:: SUPPLIED MATERIAL ::
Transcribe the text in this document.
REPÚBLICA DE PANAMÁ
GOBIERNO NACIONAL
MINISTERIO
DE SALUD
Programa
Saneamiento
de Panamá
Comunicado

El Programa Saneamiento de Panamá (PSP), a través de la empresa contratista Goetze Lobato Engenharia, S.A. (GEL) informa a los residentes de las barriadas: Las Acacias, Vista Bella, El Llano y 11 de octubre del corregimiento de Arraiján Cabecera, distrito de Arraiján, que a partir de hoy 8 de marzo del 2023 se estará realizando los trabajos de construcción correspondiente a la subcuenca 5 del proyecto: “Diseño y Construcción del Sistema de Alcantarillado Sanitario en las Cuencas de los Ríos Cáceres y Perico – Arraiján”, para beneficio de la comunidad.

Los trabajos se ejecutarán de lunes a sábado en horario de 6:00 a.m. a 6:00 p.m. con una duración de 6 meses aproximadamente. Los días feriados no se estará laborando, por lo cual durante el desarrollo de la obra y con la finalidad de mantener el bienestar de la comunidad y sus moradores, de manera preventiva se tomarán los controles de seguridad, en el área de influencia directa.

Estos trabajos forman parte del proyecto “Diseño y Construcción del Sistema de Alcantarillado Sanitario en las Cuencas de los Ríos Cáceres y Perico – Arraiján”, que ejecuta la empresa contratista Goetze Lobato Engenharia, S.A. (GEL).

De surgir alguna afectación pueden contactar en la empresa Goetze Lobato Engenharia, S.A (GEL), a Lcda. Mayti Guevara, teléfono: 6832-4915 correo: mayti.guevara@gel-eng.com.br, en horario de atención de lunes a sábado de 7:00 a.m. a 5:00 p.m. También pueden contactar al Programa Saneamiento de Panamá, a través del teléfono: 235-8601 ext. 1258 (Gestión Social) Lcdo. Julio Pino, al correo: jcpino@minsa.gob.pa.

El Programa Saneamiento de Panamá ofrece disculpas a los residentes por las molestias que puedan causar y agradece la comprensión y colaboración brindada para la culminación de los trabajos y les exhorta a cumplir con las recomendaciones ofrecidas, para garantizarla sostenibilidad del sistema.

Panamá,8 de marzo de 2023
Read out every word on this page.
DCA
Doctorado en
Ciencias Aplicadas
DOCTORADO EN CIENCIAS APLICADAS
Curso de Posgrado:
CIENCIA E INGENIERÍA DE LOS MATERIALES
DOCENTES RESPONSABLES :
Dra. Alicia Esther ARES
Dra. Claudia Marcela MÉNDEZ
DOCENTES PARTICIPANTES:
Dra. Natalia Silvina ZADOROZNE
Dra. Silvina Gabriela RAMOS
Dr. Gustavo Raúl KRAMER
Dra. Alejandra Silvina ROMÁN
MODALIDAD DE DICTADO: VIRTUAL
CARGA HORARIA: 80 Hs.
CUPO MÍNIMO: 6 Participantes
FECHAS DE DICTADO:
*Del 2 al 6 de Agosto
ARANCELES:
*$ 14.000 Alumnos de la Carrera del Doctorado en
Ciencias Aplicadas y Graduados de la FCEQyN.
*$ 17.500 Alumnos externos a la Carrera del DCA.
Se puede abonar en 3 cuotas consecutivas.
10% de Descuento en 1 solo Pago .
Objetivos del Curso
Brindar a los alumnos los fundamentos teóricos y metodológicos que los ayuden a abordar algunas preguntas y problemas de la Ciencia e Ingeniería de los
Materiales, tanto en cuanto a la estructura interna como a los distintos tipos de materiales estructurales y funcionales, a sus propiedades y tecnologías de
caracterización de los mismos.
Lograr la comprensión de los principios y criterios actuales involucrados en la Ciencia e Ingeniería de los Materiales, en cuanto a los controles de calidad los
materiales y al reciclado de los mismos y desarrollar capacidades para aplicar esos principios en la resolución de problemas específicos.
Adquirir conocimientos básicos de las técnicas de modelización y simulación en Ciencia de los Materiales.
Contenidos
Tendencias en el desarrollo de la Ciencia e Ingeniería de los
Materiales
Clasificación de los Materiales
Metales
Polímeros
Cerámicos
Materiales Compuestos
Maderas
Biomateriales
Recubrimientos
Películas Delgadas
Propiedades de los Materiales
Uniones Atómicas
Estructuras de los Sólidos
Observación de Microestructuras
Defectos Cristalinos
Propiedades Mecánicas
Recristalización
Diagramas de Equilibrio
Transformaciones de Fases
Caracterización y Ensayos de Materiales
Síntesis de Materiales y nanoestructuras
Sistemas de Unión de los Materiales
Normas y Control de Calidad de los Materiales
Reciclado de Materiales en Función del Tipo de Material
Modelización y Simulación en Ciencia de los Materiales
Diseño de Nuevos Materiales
:::
> [WORK TO COMPLETE]: Find each line holding the string "Arraiján" and copy it out.

> [WRITTEN SOLUTION]:
El Programa Saneamiento de Panamá (PSP), a través de la empresa contratista Goetze Lobato Engenharia, S.A. (GEL) informa a los residentes de las barriadas: Las Acacias, Vista Bella, El Llano y 11 de octubre del corregimiento de Arraiján Cabecera, distrito de Arraiján, que a partir de hoy 8 de marzo del 2023 se estará realizando los trabajos de construcción correspondiente a la subcuenca 5 del proyecto: “Diseño y Construcción del Sistema de Alcantarillado Sanitario en las Cuencas de los Ríos Cáceres y Perico – Arraiján”, para beneficio de la comunidad.
Estos trabajos forman parte del proyecto “Diseño y Construcción del Sistema de Alcantarillado Sanitario en las Cuencas de los Ríos Cáceres y Perico – Arraiján”, que ejecuta la empresa contratista Goetze Lobato Engenharia, S.A. (GEL).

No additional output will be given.